Written instruction
Check each line of the material below for the string "values", then report how many lines have it, and nothing else.

Data section
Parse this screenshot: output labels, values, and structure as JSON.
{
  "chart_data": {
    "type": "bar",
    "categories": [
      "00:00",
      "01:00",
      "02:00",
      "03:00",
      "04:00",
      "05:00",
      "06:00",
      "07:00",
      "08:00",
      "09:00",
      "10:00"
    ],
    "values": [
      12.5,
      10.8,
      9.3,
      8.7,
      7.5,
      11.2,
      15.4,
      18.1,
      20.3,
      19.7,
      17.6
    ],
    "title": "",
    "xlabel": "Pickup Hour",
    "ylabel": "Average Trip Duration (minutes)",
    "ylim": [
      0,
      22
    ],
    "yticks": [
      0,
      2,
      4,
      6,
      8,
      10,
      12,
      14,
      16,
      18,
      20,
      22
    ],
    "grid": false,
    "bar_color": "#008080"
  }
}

Reply
2